● GOAL OF THE EXERCISE
Write the material out again exactly as it stands.

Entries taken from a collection

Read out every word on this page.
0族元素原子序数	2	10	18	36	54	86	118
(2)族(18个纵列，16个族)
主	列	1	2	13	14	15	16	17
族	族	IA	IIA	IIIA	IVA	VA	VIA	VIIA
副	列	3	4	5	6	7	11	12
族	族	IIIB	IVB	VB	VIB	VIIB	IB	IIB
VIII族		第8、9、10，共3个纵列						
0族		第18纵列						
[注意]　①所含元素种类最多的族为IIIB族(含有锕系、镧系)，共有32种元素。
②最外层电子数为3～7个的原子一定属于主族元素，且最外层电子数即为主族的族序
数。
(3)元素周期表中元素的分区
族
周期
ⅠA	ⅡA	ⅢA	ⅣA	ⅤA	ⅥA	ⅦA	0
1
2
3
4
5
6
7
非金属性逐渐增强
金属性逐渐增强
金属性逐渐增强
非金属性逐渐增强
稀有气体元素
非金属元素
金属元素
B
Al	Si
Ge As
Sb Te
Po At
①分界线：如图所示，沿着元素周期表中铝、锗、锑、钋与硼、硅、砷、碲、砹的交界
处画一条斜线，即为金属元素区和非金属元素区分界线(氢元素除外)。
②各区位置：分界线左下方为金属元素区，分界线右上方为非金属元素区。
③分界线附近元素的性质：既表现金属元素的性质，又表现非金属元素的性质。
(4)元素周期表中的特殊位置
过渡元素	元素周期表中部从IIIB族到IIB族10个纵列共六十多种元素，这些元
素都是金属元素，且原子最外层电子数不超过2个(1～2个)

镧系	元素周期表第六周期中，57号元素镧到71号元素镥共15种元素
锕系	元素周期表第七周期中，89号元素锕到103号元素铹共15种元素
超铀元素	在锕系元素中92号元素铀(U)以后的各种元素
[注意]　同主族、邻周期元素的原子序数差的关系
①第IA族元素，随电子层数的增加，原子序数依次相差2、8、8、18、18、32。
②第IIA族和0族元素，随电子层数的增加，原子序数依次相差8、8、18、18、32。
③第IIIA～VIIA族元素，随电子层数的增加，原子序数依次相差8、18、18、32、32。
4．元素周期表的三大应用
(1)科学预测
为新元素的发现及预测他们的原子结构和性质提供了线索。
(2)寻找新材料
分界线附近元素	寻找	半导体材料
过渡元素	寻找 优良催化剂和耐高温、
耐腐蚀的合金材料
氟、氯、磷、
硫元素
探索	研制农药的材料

● WRITTEN ANSWER
Read out every word on this page.
0族元素原子序数	2	10	18	36	54	86	118
(2)族(18个纵列，16个族)
主	列	1	2	13	14	15	16	17
族	族	IA	IIA	IIIA	IVA	VA	VIA	VIIA
副	列	3	4	5	6	7	11	12
族	族	IIIB	IVB	VB	VIB	VIIB	IB	IIB
VIII族		第8、9、10，共3个纵列						
0族		第18纵列						
[注意]　①所含元素种类最多的族为IIIB族(含有锕系、镧系)，共有32种元素。
②最外层电子数为3～7个的原子一定属于主族元素，且最外层电子数即为主族的族序
数。
(3)元素周期表中元素的分区
族
周期
ⅠA	ⅡA	ⅢA	ⅣA	ⅤA	ⅥA	ⅦA	0
1
2
3
4
5
6
7
非金属性逐渐增强
金属性逐渐增强
金属性逐渐增强
非金属性逐渐增强
稀有气体元素
非金属元素
金属元素
B
Al	Si
Ge As
Sb Te
Po At
①分界线：如图所示，沿着元素周期表中铝、锗、锑、钋与硼、硅、砷、碲、砹的交界
处画一条斜线，即为金属元素区和非金属元素区分界线(氢元素除外)。
②各区位置：分界线左下方为金属元素区，分界线右上方为非金属元素区。
③分界线附近元素的性质：既表现金属元素的性质，又表现非金属元素的性质。
(4)元素周期表中的特殊位置
过渡元素	元素周期表中部从IIIB族到IIB族10个纵列共六十多种元素，这些元
素都是金属元素，且原子最外层电子数不超过2个(1～2个)

镧系	元素周期表第六周期中，57号元素镧到71号元素镥共15种元素
锕系	元素周期表第七周期中，89号元素锕到103号元素铹共15种元素
超铀元素	在锕系元素中92号元素铀(U)以后的各种元素
[注意]　同主族、邻周期元素的原子序数差的关系
①第IA族元素，随电子层数的增加，原子序数依次相差2、8、8、18、18、32。
②第IIA族和0族元素，随电子层数的增加，原子序数依次相差8、8、18、18、32。
③第IIIA～VIIA族元素，随电子层数的增加，原子序数依次相差8、18、18、32、32。
4．元素周期表的三大应用
(1)科学预测
为新元素的发现及预测他们的原子结构和性质提供了线索。
(2)寻找新材料
分界线附近元素	寻找	半导体材料
过渡元素	寻找 优良催化剂和耐高温、
耐腐蚀的合金材料
氟、氯、磷、
硫元素
探索	研制农药的材料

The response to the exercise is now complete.